== Source data ==
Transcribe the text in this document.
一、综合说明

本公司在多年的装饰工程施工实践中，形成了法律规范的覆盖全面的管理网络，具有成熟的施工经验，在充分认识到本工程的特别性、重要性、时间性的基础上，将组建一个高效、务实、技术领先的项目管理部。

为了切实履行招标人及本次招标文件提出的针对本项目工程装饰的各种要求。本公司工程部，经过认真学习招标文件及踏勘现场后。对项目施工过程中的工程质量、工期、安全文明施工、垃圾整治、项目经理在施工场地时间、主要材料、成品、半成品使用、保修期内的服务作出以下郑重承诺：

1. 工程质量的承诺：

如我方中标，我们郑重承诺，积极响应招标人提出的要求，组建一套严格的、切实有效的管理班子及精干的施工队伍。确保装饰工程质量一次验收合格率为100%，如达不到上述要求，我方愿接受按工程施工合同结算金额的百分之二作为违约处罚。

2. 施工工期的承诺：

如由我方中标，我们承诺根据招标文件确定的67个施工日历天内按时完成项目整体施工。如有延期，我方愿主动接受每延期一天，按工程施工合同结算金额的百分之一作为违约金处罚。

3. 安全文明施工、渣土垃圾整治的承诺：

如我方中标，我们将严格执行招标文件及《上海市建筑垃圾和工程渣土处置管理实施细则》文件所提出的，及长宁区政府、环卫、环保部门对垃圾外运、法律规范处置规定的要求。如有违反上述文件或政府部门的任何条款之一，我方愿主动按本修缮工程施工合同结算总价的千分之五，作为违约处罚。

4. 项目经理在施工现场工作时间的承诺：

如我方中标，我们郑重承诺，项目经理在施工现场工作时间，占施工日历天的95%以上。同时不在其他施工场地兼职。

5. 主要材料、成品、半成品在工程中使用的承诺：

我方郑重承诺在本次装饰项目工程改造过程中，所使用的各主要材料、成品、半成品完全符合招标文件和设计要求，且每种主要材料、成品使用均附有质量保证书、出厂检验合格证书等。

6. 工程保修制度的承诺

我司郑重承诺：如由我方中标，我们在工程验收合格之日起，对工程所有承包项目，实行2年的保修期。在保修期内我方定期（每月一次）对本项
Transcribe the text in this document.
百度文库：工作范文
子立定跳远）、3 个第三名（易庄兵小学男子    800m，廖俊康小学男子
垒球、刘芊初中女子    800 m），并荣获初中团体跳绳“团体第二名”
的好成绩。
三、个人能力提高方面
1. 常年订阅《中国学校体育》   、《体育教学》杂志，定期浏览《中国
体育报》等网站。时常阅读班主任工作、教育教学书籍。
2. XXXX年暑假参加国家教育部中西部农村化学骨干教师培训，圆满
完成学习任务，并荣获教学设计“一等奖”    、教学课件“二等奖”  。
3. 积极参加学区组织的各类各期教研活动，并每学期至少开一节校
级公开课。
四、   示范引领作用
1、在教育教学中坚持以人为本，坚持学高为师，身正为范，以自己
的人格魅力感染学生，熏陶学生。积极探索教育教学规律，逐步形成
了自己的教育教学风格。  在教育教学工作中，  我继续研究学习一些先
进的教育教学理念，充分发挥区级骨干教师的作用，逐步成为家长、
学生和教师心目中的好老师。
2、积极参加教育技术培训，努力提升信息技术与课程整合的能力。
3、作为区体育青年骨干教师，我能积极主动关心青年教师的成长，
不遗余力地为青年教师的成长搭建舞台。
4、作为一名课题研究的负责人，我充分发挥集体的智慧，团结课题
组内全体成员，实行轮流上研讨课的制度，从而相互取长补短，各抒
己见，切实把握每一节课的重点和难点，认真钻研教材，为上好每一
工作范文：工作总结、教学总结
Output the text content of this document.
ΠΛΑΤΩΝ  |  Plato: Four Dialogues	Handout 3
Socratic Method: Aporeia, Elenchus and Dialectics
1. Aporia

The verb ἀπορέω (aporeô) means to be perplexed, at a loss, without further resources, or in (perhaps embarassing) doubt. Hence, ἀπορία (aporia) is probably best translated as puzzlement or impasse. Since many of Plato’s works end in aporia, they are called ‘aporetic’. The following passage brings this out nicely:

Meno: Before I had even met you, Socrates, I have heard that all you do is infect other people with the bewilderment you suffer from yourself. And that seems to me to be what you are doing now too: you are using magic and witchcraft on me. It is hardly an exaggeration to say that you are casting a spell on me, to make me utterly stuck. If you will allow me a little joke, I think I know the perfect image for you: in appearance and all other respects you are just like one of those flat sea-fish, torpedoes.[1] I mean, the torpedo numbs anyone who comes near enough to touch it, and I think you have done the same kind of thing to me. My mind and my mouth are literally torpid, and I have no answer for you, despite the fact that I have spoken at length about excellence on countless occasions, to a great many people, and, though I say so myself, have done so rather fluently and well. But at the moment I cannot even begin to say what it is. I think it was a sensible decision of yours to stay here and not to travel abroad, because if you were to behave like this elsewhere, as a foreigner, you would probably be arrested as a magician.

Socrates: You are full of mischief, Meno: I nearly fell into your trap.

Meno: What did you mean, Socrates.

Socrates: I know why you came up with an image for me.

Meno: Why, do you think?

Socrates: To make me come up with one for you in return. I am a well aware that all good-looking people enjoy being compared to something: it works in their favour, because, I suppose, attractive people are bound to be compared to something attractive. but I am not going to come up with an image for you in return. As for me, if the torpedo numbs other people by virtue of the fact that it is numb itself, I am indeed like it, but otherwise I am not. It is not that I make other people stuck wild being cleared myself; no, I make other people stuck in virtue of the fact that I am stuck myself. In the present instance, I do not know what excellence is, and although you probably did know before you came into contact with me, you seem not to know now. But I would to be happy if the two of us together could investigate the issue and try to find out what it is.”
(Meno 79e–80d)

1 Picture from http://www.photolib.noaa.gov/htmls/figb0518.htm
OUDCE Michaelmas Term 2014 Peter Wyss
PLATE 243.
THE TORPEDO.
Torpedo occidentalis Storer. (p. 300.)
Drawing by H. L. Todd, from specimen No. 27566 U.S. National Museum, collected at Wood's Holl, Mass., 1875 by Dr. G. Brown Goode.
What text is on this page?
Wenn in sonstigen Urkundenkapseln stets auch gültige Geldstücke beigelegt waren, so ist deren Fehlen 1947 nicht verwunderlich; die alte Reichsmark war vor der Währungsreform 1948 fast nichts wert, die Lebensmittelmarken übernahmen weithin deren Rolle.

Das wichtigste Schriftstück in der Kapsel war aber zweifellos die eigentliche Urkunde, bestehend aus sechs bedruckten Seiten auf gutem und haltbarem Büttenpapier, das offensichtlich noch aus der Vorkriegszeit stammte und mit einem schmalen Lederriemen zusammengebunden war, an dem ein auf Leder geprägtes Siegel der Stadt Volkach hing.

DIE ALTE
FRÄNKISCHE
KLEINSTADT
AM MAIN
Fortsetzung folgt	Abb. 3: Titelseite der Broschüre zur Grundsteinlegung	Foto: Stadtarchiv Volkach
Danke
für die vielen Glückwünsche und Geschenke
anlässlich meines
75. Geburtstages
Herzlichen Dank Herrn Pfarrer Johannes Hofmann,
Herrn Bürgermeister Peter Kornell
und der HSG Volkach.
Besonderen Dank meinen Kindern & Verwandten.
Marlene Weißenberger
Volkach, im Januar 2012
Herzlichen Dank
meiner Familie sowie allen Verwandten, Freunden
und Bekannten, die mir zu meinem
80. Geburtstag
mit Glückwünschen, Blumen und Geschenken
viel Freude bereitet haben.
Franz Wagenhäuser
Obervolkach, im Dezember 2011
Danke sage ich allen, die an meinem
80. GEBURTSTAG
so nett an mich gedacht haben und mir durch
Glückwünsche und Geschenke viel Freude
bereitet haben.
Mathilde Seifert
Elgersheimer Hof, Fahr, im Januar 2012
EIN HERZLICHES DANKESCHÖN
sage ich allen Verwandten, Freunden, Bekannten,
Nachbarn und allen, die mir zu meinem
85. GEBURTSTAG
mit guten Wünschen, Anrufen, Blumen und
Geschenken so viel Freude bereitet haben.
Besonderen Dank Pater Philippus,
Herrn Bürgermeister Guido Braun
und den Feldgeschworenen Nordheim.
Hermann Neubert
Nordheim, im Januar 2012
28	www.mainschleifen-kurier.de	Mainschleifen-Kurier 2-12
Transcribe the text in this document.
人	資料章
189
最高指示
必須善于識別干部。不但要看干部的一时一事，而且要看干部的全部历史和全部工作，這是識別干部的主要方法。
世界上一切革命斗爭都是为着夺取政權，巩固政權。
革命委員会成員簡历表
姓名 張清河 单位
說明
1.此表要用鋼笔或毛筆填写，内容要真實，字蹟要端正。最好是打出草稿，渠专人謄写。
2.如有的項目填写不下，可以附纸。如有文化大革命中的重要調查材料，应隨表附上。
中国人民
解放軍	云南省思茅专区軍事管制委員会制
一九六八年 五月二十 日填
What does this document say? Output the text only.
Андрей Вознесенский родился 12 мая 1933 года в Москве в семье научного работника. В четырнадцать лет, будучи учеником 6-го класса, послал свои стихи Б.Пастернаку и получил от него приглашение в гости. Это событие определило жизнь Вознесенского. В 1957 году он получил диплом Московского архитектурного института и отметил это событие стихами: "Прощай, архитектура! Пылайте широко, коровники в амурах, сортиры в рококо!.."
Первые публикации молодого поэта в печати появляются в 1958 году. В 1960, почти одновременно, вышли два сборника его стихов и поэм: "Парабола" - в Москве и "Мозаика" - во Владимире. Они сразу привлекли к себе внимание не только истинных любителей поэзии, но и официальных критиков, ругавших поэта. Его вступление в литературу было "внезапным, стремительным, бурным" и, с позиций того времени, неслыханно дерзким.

== Written task ==
From the entries above, extract each line containing "Freude".

== Solution to this problem ==
viel Freude bereitet haben.
Glückwünsche und Geschenke viel Freude
Geschenken so viel Freude bereitet haben.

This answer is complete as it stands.